◆ **GIVEN INSTRUCTION**
Transcribe the records below in full; pictures stay out of the copy.

------

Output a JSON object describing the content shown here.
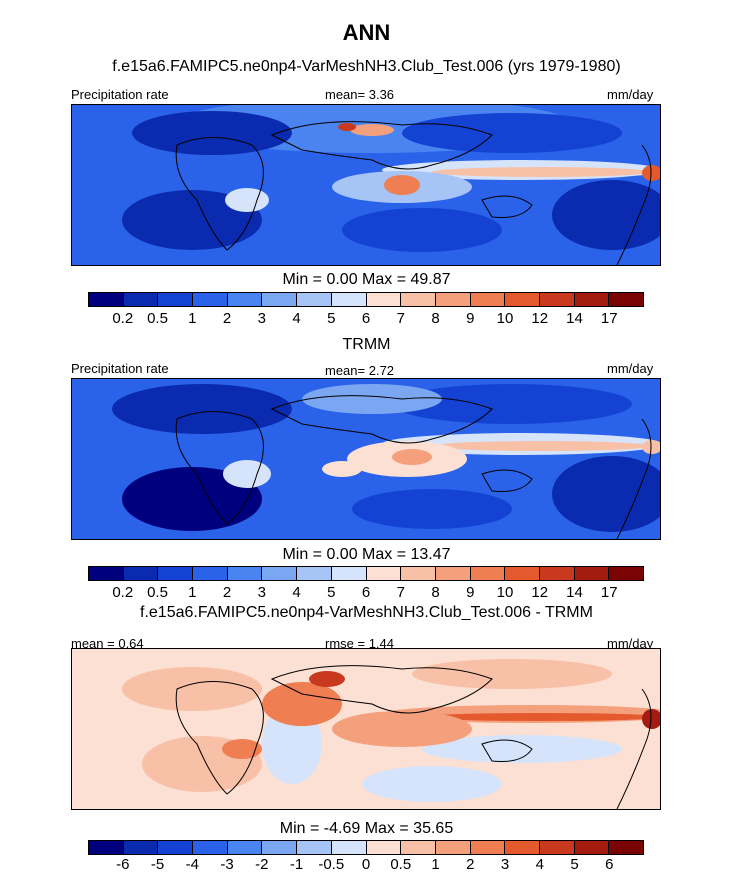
{
  "title": "ANN",
  "panels": [
    {
      "title": "f.e15a6.FAMIPC5.ne0np4-VarMeshNH3.Club_Test.006 (yrs 1979-1980)",
      "left_label": "Precipitation rate",
      "center_label": "mean=   3.36",
      "units": "mm/day",
      "minmax": "Min =   0.00 Max =  49.87",
      "colorbar_labels": [
        "0.2",
        "0.5",
        "1",
        "2",
        "3",
        "4",
        "5",
        "6",
        "7",
        "8",
        "9",
        "10",
        "12",
        "14",
        "17"
      ],
      "colorbar_colors": [
        "#00007f",
        "#0a2bb0",
        "#1443d4",
        "#2a63ea",
        "#4a84f0",
        "#7aa6f2",
        "#a7c4f7",
        "#d6e4fb",
        "#fbe0d3",
        "#f8c0a6",
        "#f4a07d",
        "#ef7e52",
        "#e45a2d",
        "#c8391d",
        "#a41c10",
        "#7a0404"
      ]
    },
    {
      "title": "TRMM",
      "left_label": "Precipitation rate",
      "center_label": "mean=   2.72",
      "units": "mm/day",
      "minmax": "Min =   0.00 Max =  13.47",
      "colorbar_labels": [
        "0.2",
        "0.5",
        "1",
        "2",
        "3",
        "4",
        "5",
        "6",
        "7",
        "8",
        "9",
        "10",
        "12",
        "14",
        "17"
      ],
      "colorbar_colors": [
        "#00007f",
        "#0a2bb0",
        "#1443d4",
        "#2a63ea",
        "#4a84f0",
        "#7aa6f2",
        "#a7c4f7",
        "#d6e4fb",
        "#fbe0d3",
        "#f8c0a6",
        "#f4a07d",
        "#ef7e52",
        "#e45a2d",
        "#c8391d",
        "#a41c10",
        "#7a0404"
      ]
    },
    {
      "title": "f.e15a6.FAMIPC5.ne0np4-VarMeshNH3.Club_Test.006 - TRMM",
      "left_label": "mean =    0.64",
      "center_label": "rmse =    1.44",
      "units": "mm/day",
      "minmax": "Min =  -4.69 Max =  35.65",
      "colorbar_labels": [
        "-6",
        "-5",
        "-4",
        "-3",
        "-2",
        "-1",
        "-0.5",
        "0",
        "0.5",
        "1",
        "2",
        "3",
        "4",
        "5",
        "6"
      ],
      "colorbar_colors": [
        "#00007f",
        "#0a2bb0",
        "#1443d4",
        "#2a63ea",
        "#4a84f0",
        "#7aa6f2",
        "#a7c4f7",
        "#d6e4fb",
        "#fbe0d3",
        "#f8c0a6",
        "#f4a07d",
        "#ef7e52",
        "#e45a2d",
        "#c8391d",
        "#a41c10",
        "#7a0404"
      ]
    }
  ]
}
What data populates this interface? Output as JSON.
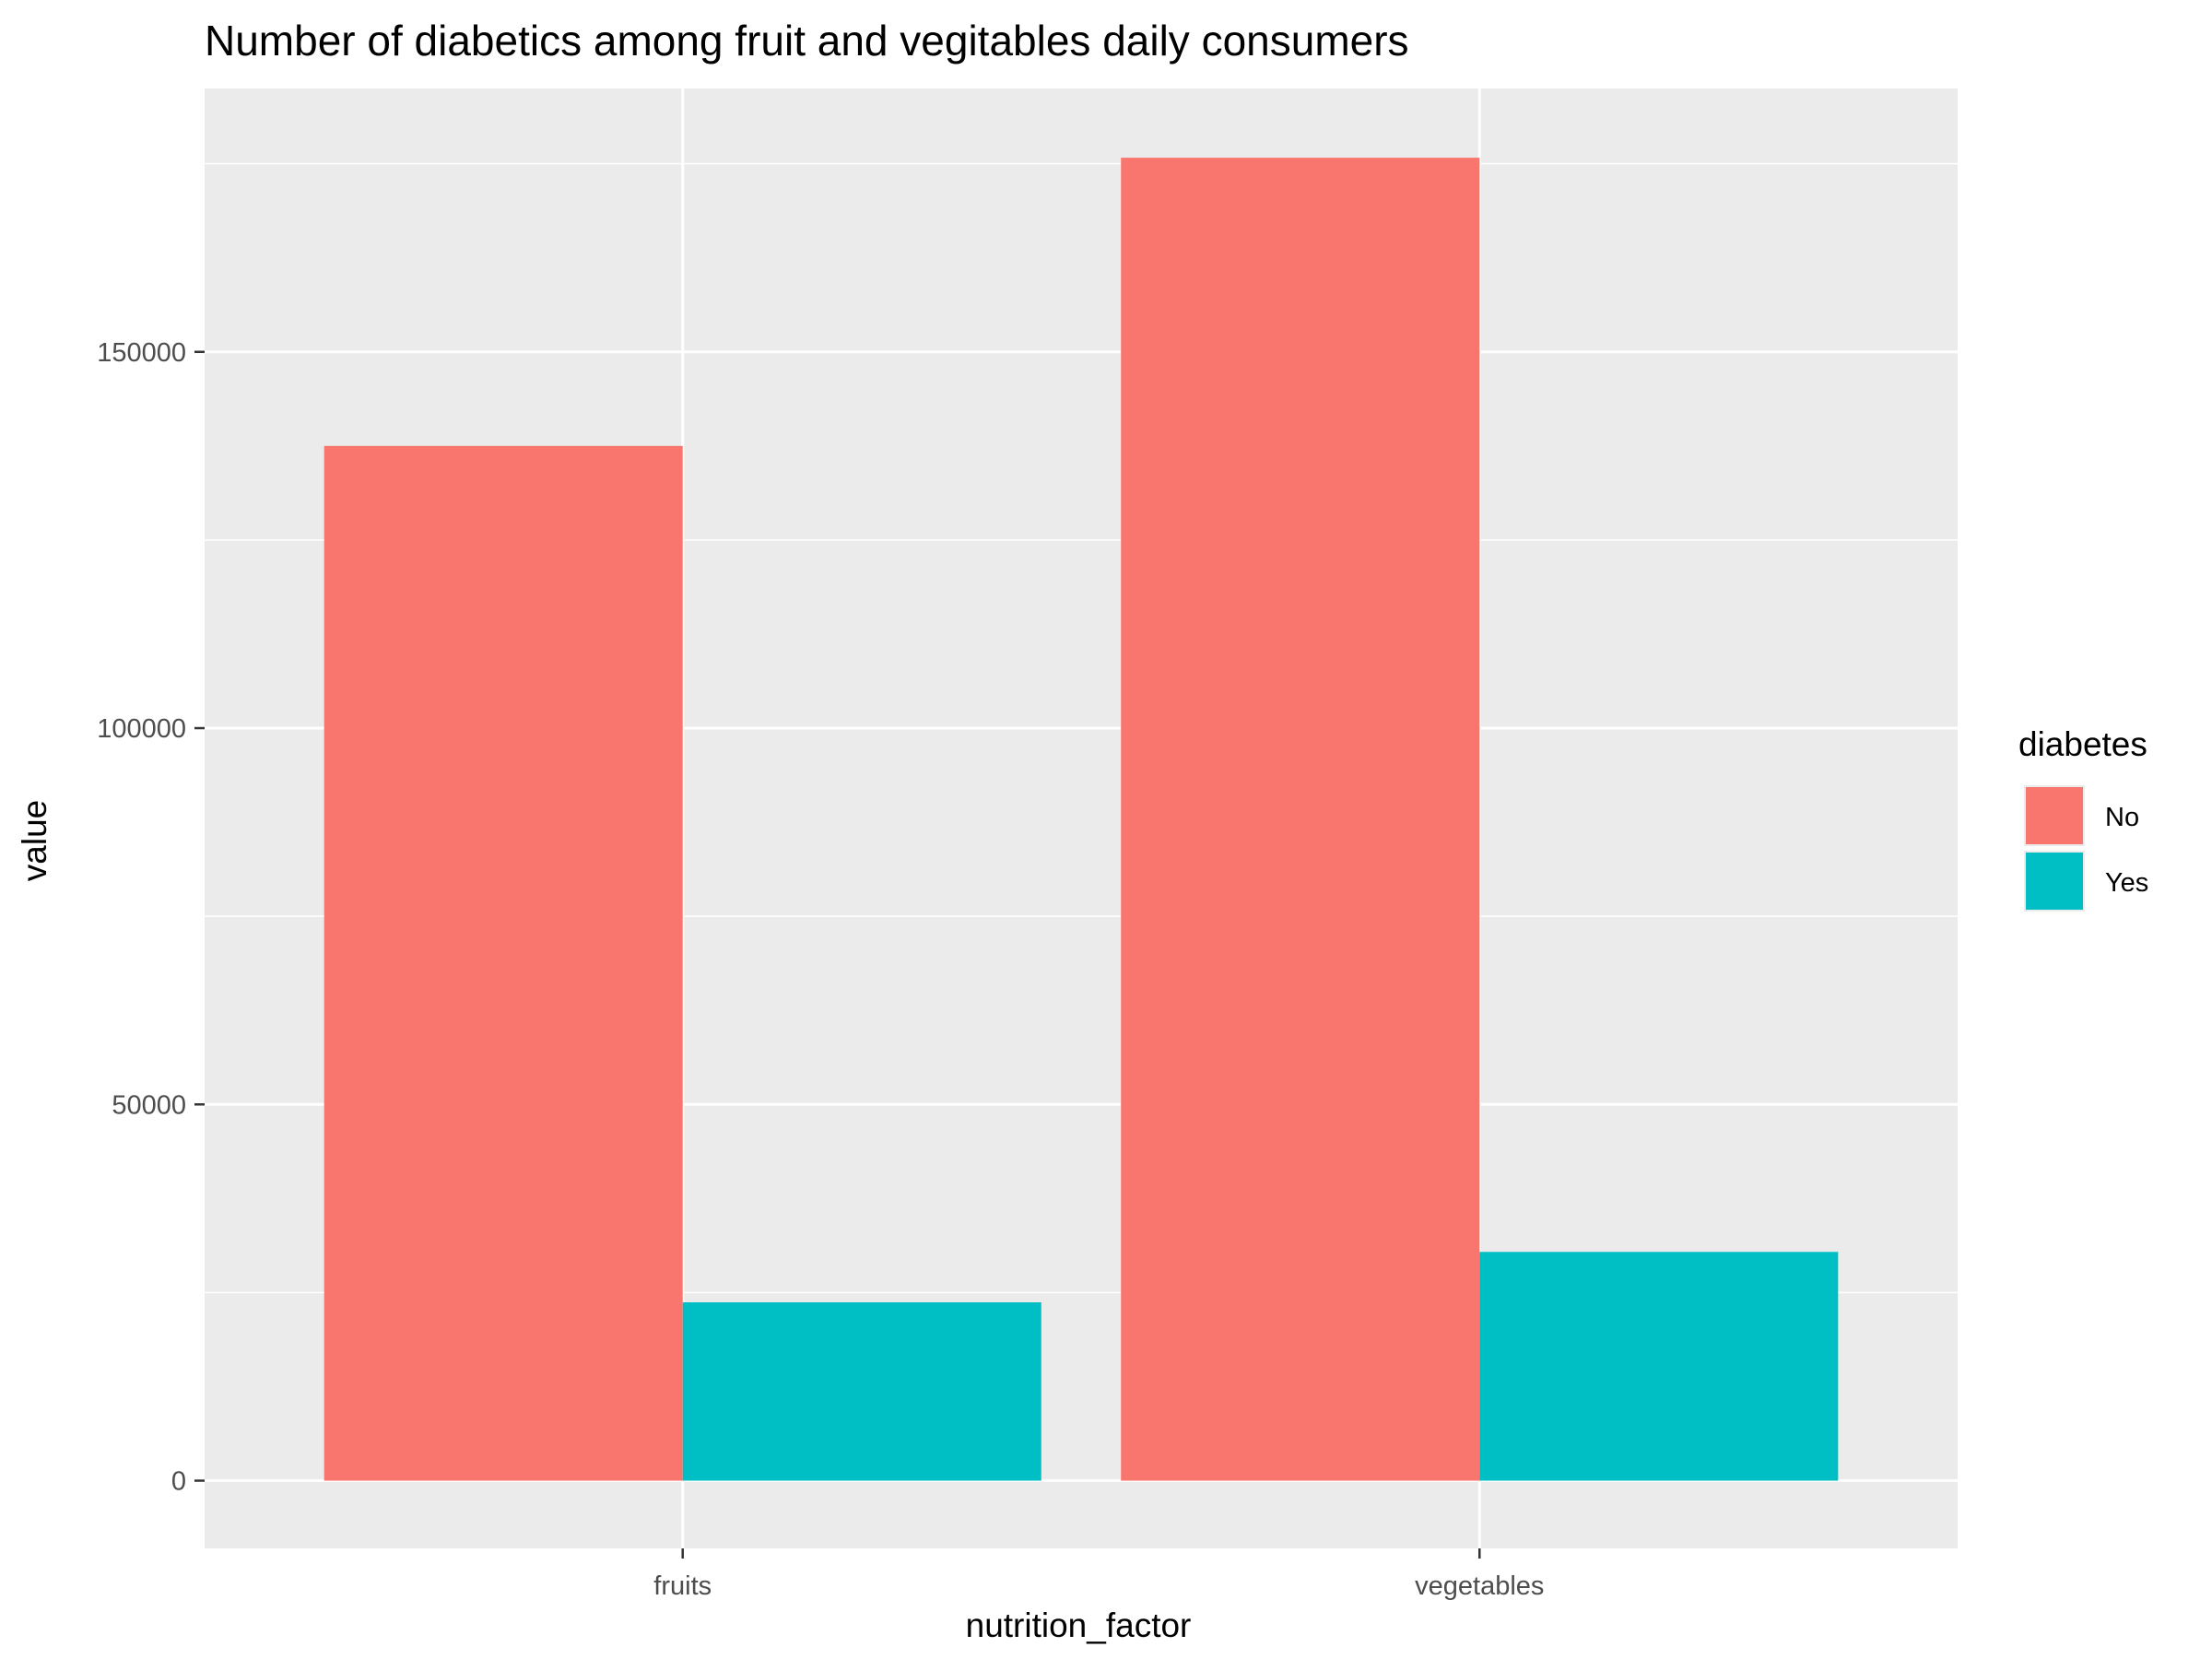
{
  "chart_data": {
    "type": "bar",
    "title": "Number of diabetics among fruit and vegitables daily consumers",
    "xlabel": "nutrition_factor",
    "ylabel": "value",
    "categories": [
      "fruits",
      "vegetables"
    ],
    "series": [
      {
        "name": "No",
        "values": [
          137500,
          175800
        ]
      },
      {
        "name": "Yes",
        "values": [
          23700,
          30400
        ]
      }
    ],
    "ylim": [
      -9000,
      185000
    ],
    "yticks": [
      0,
      50000,
      100000,
      150000
    ],
    "ytick_labels": [
      "0",
      "50000",
      "100000",
      "150000"
    ],
    "grid": true,
    "legend": {
      "title": "diabetes",
      "position": "right"
    },
    "colors": {
      "No": "#F8766D",
      "Yes": "#00BFC4",
      "panel": "#EBEBEB",
      "grid": "#FFFFFF"
    }
  }
}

------

◆ **THE REPLY**
Output a JSON object describing the content shown here.
{
  "title": "ANN",
  "panels": [
    {
      "title": "f.e15a6.FAMIPC5.ne0np4-VarMeshNH3.Club_Test.006 (yrs 1979-1980)",
      "left_label": "Precipitation rate",
      "center_label": "mean=   3.36",
      "units": "mm/day",
      "minmax": "Min =   0.00 Max =  49.87",
      "colorbar_labels": [
        "0.2",
        "0.5",
        "1",
        "2",
        "3",
        "4",
        "5",
        "6",
        "7",
        "8",
        "9",
        "10",
        "12",
        "14",
        "17"
      ],
      "colorbar_colors": [
        "#00007f",
        "#0a2bb0",
        "#1443d4",
        "#2a63ea",
        "#4a84f0",
        "#7aa6f2",
        "#a7c4f7",
        "#d6e4fb",
        "#fbe0d3",
        "#f8c0a6",
        "#f4a07d",
        "#ef7e52",
        "#e45a2d",
        "#c8391d",
        "#a41c10",
        "#7a0404"
      ]
    },
    {
      "title": "TRMM",
      "left_label": "Precipitation rate",
      "center_label": "mean=   2.72",
      "units": "mm/day",
      "minmax": "Min =   0.00 Max =  13.47",
      "colorbar_labels": [
        "0.2",
        "0.5",
        "1",
        "2",
        "3",
        "4",
        "5",
        "6",
        "7",
        "8",
        "9",
        "10",
        "12",
        "14",
        "17"
      ],
      "colorbar_colors": [
        "#00007f",
        "#0a2bb0",
        "#1443d4",
        "#2a63ea",
        "#4a84f0",
        "#7aa6f2",
        "#a7c4f7",
        "#d6e4fb",
        "#fbe0d3",
        "#f8c0a6",
        "#f4a07d",
        "#ef7e52",
        "#e45a2d",
        "#c8391d",
        "#a41c10",
        "#7a0404"
      ]
    },
    {
      "title": "f.e15a6.FAMIPC5.ne0np4-VarMeshNH3.Club_Test.006 - TRMM",
      "left_label": "mean =    0.64",
      "center_label": "rmse =    1.44",
      "units": "mm/day",
      "minmax": "Min =  -4.69 Max =  35.65",
      "colorbar_labels": [
        "-6",
        "-5",
        "-4",
        "-3",
        "-2",
        "-1",
        "-0.5",
        "0",
        "0.5",
        "1",
        "2",
        "3",
        "4",
        "5",
        "6"
      ],
      "colorbar_colors": [
        "#00007f",
        "#0a2bb0",
        "#1443d4",
        "#2a63ea",
        "#4a84f0",
        "#7aa6f2",
        "#a7c4f7",
        "#d6e4fb",
        "#fbe0d3",
        "#f8c0a6",
        "#f4a07d",
        "#ef7e52",
        "#e45a2d",
        "#c8391d",
        "#a41c10",
        "#7a0404"
      ]
    }
  ]
}
What data populates this interface? Output as JSON.
{
  "chart_data": {
    "type": "bar",
    "title": "Number of diabetics among fruit and vegitables daily consumers",
    "xlabel": "nutrition_factor",
    "ylabel": "value",
    "categories": [
      "fruits",
      "vegetables"
    ],
    "series": [
      {
        "name": "No",
        "values": [
          137500,
          175800
        ]
      },
      {
        "name": "Yes",
        "values": [
          23700,
          30400
        ]
      }
    ],
    "ylim": [
      -9000,
      185000
    ],
    "yticks": [
      0,
      50000,
      100000,
      150000
    ],
    "ytick_labels": [
      "0",
      "50000",
      "100000",
      "150000"
    ],
    "grid": true,
    "legend": {
      "title": "diabetes",
      "position": "right"
    },
    "colors": {
      "No": "#F8766D",
      "Yes": "#00BFC4",
      "panel": "#EBEBEB",
      "grid": "#FFFFFF"
    }
  }
}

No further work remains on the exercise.